[start Task data]
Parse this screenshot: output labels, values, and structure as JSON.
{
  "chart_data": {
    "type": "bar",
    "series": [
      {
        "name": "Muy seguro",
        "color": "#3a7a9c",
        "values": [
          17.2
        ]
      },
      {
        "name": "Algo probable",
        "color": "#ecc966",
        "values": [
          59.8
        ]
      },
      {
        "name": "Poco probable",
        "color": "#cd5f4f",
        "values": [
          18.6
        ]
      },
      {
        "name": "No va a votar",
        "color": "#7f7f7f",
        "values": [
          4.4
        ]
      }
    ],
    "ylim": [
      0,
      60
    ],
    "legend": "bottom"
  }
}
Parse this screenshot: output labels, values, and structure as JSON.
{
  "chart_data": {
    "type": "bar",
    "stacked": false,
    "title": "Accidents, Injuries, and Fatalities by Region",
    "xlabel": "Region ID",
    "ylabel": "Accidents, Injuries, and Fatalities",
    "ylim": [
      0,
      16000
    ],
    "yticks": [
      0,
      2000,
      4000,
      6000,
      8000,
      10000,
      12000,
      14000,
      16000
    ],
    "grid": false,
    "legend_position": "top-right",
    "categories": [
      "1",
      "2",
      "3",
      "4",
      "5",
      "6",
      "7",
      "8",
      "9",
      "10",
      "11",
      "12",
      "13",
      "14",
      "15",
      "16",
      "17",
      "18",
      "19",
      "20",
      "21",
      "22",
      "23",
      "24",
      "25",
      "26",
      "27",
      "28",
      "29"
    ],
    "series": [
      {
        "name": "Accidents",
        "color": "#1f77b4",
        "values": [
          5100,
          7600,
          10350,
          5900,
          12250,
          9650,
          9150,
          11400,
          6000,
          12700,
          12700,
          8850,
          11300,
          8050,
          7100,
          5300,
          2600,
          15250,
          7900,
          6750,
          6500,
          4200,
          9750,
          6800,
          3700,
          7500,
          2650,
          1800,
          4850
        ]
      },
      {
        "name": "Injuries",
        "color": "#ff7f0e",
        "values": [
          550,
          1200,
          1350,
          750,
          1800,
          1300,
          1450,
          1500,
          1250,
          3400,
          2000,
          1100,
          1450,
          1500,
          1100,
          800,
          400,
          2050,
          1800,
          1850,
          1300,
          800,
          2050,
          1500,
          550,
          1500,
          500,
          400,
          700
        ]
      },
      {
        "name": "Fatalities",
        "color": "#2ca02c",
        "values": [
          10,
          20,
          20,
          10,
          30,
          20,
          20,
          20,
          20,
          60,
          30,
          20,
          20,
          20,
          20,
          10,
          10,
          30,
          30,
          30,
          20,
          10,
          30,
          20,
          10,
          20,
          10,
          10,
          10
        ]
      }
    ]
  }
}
[end Task data]
### Exercise aim
Find the lines containing "Fatalities" and list every one of them.

### Task output
    "title": "Accidents, Injuries, and Fatalities by Region",
    "ylabel": "Accidents, Injuries, and Fatalities",
        "name": "Fatalities",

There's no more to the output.